Go through the entries below and retype them exactly, omitting each picture.

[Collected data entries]
▬▬▬▬▬▬▬▬▬▬

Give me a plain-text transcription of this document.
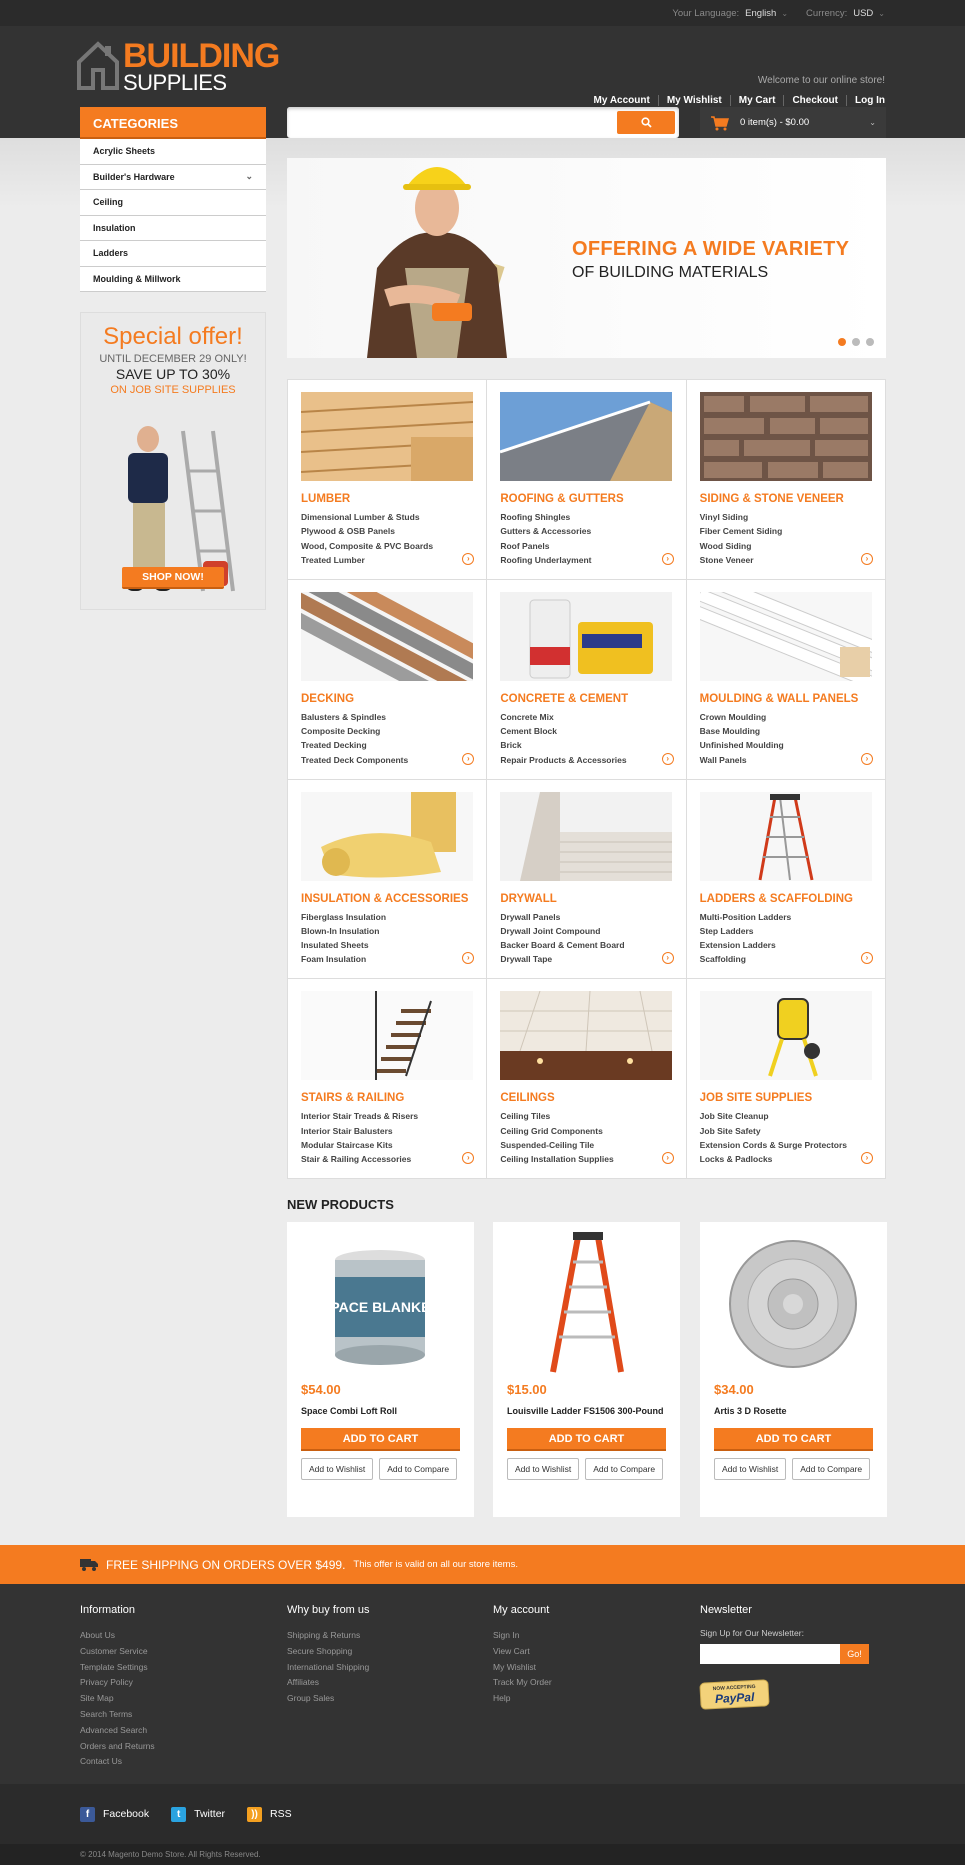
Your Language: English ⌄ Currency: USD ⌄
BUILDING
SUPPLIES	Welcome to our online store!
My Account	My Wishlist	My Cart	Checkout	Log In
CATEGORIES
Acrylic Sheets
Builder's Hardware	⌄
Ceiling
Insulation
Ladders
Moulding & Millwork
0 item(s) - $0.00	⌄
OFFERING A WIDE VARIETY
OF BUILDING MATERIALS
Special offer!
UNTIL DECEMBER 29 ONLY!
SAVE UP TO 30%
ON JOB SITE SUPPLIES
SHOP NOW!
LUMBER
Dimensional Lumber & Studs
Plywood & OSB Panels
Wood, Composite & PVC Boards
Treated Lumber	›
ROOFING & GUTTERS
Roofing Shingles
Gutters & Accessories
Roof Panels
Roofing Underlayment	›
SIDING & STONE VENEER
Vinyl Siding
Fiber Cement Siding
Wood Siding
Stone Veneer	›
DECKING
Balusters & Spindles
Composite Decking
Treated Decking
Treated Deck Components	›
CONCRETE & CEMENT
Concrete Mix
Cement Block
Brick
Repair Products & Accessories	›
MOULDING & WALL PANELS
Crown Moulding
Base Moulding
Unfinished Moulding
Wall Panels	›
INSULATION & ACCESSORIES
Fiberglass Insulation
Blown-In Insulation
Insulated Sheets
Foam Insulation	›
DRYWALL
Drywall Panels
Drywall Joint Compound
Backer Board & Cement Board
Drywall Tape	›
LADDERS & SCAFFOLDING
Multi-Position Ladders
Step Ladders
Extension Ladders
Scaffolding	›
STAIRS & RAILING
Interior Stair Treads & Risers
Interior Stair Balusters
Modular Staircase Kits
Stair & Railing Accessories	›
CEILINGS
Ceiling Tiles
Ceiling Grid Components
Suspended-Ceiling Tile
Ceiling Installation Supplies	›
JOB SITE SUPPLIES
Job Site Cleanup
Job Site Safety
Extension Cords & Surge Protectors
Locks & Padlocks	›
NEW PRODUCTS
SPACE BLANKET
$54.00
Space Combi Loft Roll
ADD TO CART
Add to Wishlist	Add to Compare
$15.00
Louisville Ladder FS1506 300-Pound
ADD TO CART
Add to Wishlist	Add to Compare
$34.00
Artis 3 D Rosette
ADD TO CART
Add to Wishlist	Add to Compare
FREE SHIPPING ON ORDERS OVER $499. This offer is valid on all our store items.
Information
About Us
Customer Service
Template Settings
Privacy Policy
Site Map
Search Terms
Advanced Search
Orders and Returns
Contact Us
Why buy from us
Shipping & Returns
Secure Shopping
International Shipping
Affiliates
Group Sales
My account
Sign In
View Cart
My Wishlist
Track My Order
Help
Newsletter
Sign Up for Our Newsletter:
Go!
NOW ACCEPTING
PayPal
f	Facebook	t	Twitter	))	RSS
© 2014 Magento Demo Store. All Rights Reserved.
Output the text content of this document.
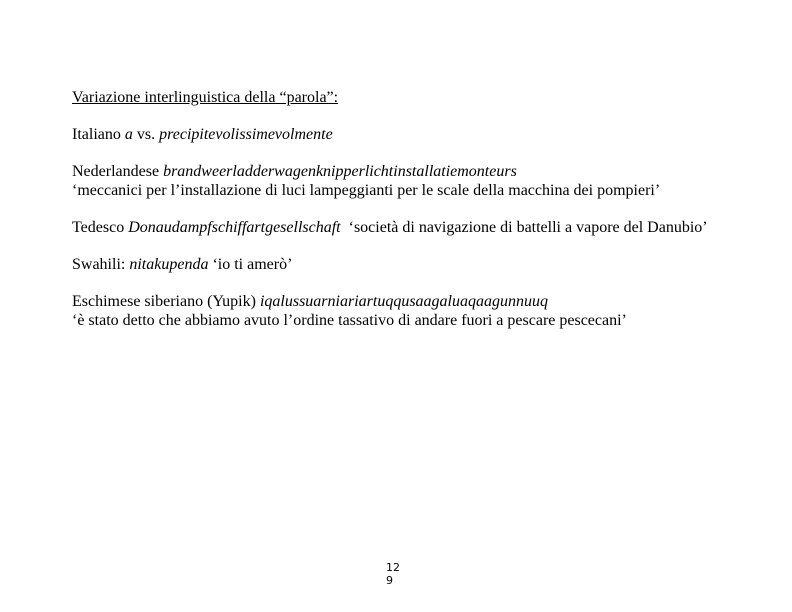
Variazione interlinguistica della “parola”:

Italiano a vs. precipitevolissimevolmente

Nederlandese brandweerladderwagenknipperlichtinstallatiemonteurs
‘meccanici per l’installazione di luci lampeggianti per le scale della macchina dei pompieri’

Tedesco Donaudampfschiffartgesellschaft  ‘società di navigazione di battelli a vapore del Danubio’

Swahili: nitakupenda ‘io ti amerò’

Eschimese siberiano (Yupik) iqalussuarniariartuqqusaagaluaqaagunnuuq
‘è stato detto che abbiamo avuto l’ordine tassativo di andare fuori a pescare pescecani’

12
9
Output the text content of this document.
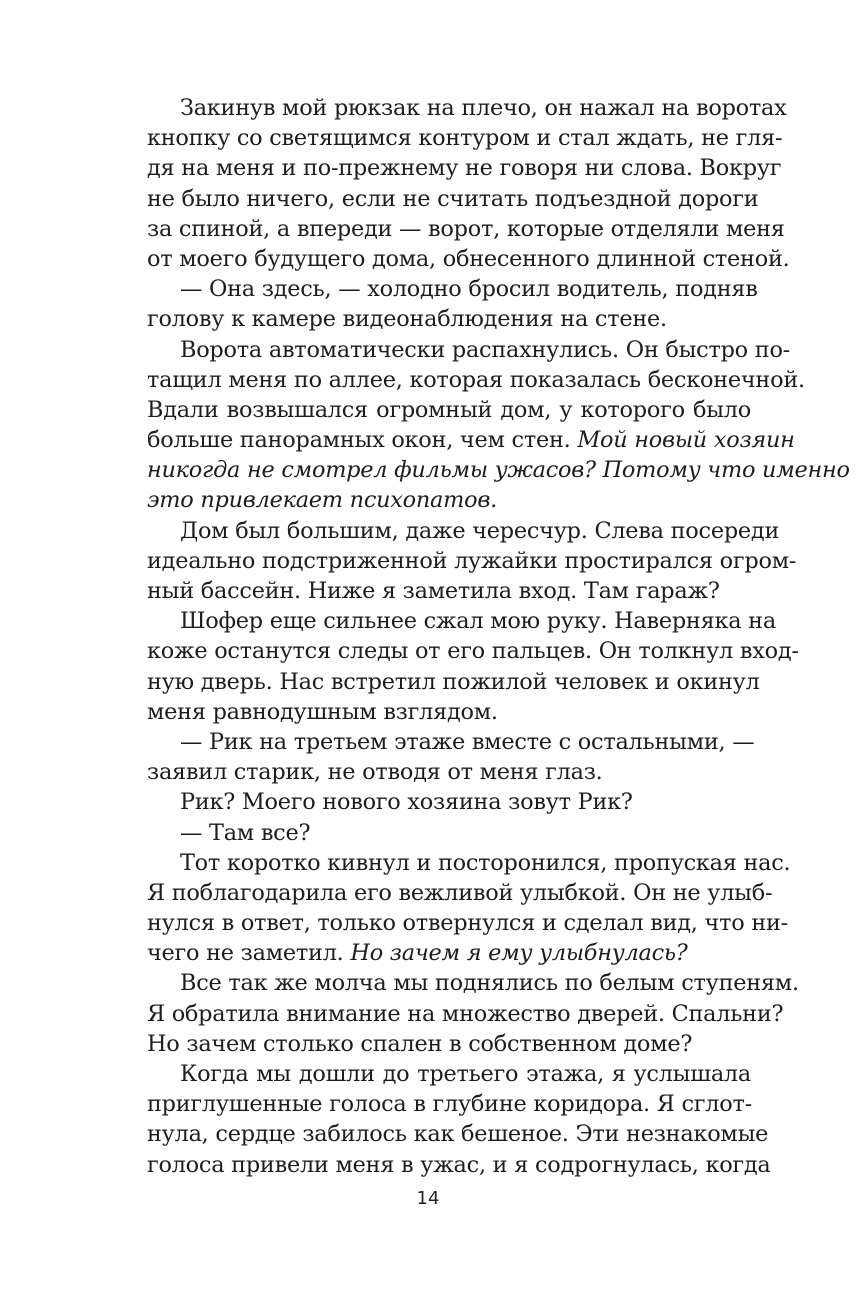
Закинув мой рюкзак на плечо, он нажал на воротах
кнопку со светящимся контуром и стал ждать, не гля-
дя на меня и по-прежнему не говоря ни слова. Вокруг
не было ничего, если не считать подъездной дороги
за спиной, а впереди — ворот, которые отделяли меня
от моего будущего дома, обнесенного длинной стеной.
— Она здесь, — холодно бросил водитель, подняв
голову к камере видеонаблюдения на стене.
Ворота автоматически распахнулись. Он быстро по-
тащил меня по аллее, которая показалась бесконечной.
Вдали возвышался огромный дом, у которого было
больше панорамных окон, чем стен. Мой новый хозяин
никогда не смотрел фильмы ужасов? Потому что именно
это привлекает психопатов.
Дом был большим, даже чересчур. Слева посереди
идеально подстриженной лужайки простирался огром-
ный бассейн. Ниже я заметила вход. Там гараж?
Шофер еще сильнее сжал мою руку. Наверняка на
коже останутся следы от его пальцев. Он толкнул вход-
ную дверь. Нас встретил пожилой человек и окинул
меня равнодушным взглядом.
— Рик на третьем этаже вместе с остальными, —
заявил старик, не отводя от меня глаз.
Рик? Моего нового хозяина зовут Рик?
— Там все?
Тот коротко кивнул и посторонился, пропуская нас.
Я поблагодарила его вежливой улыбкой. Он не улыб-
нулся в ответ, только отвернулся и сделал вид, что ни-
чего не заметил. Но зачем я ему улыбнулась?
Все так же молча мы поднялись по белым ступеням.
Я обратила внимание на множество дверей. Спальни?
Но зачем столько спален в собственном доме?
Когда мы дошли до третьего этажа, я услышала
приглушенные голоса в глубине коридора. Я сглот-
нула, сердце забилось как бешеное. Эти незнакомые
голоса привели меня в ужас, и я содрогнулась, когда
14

▬▬▬▬▬▬▬▬▬▬

◆ RESPONSE ◆
Give me a plain-text transcription of this document.
Your Language: English ⌄ Currency: USD ⌄
BUILDING
SUPPLIES	Welcome to our online store!
My Account	My Wishlist	My Cart	Checkout	Log In
CATEGORIES
Acrylic Sheets
Builder's Hardware	⌄
Ceiling
Insulation
Ladders
Moulding & Millwork
0 item(s) - $0.00	⌄
OFFERING A WIDE VARIETY
OF BUILDING MATERIALS
Special offer!
UNTIL DECEMBER 29 ONLY!
SAVE UP TO 30%
ON JOB SITE SUPPLIES
SHOP NOW!
LUMBER
Dimensional Lumber & Studs
Plywood & OSB Panels
Wood, Composite & PVC Boards
Treated Lumber	›
ROOFING & GUTTERS
Roofing Shingles
Gutters & Accessories
Roof Panels
Roofing Underlayment	›
SIDING & STONE VENEER
Vinyl Siding
Fiber Cement Siding
Wood Siding
Stone Veneer	›
DECKING
Balusters & Spindles
Composite Decking
Treated Decking
Treated Deck Components	›
CONCRETE & CEMENT
Concrete Mix
Cement Block
Brick
Repair Products & Accessories	›
MOULDING & WALL PANELS
Crown Moulding
Base Moulding
Unfinished Moulding
Wall Panels	›
INSULATION & ACCESSORIES
Fiberglass Insulation
Blown-In Insulation
Insulated Sheets
Foam Insulation	›
DRYWALL
Drywall Panels
Drywall Joint Compound
Backer Board & Cement Board
Drywall Tape	›
LADDERS & SCAFFOLDING
Multi-Position Ladders
Step Ladders
Extension Ladders
Scaffolding	›
STAIRS & RAILING
Interior Stair Treads & Risers
Interior Stair Balusters
Modular Staircase Kits
Stair & Railing Accessories	›
CEILINGS
Ceiling Tiles
Ceiling Grid Components
Suspended-Ceiling Tile
Ceiling Installation Supplies	›
JOB SITE SUPPLIES
Job Site Cleanup
Job Site Safety
Extension Cords & Surge Protectors
Locks & Padlocks	›
NEW PRODUCTS
SPACE BLANKET
$54.00
Space Combi Loft Roll
ADD TO CART
Add to Wishlist	Add to Compare
$15.00
Louisville Ladder FS1506 300-Pound
ADD TO CART
Add to Wishlist	Add to Compare
$34.00
Artis 3 D Rosette
ADD TO CART
Add to Wishlist	Add to Compare
FREE SHIPPING ON ORDERS OVER $499. This offer is valid on all our store items.
Information
About Us
Customer Service
Template Settings
Privacy Policy
Site Map
Search Terms
Advanced Search
Orders and Returns
Contact Us
Why buy from us
Shipping & Returns
Secure Shopping
International Shipping
Affiliates
Group Sales
My account
Sign In
View Cart
My Wishlist
Track My Order
Help
Newsletter
Sign Up for Our Newsletter:
Go!
NOW ACCEPTING
PayPal
f	Facebook	t	Twitter	))	RSS
© 2014 Magento Demo Store. All Rights Reserved.
Output the text content of this document.
Variazione interlinguistica della “parola”:

Italiano a vs. precipitevolissimevolmente

Nederlandese brandweerladderwagenknipperlichtinstallatiemonteurs
‘meccanici per l’installazione di luci lampeggianti per le scale della macchina dei pompieri’

Tedesco Donaudampfschiffartgesellschaft  ‘società di navigazione di battelli a vapore del Danubio’

Swahili: nitakupenda ‘io ti amerò’

Eschimese siberiano (Yupik) iqalussuarniariartuqqusaagaluaqaagunnuuq
‘è stato detto che abbiamo avuto l’ordine tassativo di andare fuori a pescare pescecani’

12
9
Output the text content of this document.
Закинув мой рюкзак на плечо, он нажал на воротах
кнопку со светящимся контуром и стал ждать, не гля-
дя на меня и по-прежнему не говоря ни слова. Вокруг
не было ничего, если не считать подъездной дороги
за спиной, а впереди — ворот, которые отделяли меня
от моего будущего дома, обнесенного длинной стеной.
— Она здесь, — холодно бросил водитель, подняв
голову к камере видеонаблюдения на стене.
Ворота автоматически распахнулись. Он быстро по-
тащил меня по аллее, которая показалась бесконечной.
Вдали возвышался огромный дом, у которого было
больше панорамных окон, чем стен. Мой новый хозяин
никогда не смотрел фильмы ужасов? Потому что именно
это привлекает психопатов.
Дом был большим, даже чересчур. Слева посереди
идеально подстриженной лужайки простирался огром-
ный бассейн. Ниже я заметила вход. Там гараж?
Шофер еще сильнее сжал мою руку. Наверняка на
коже останутся следы от его пальцев. Он толкнул вход-
ную дверь. Нас встретил пожилой человек и окинул
меня равнодушным взглядом.
— Рик на третьем этаже вместе с остальными, —
заявил старик, не отводя от меня глаз.
Рик? Моего нового хозяина зовут Рик?
— Там все?
Тот коротко кивнул и посторонился, пропуская нас.
Я поблагодарила его вежливой улыбкой. Он не улыб-
нулся в ответ, только отвернулся и сделал вид, что ни-
чего не заметил. Но зачем я ему улыбнулась?
Все так же молча мы поднялись по белым ступеням.
Я обратила внимание на множество дверей. Спальни?
Но зачем столько спален в собственном доме?
Когда мы дошли до третьего этажа, я услышала
приглушенные голоса в глубине коридора. Я сглот-
нула, сердце забилось как бешеное. Эти незнакомые
голоса привели меня в ужас, и я содрогнулась, когда
14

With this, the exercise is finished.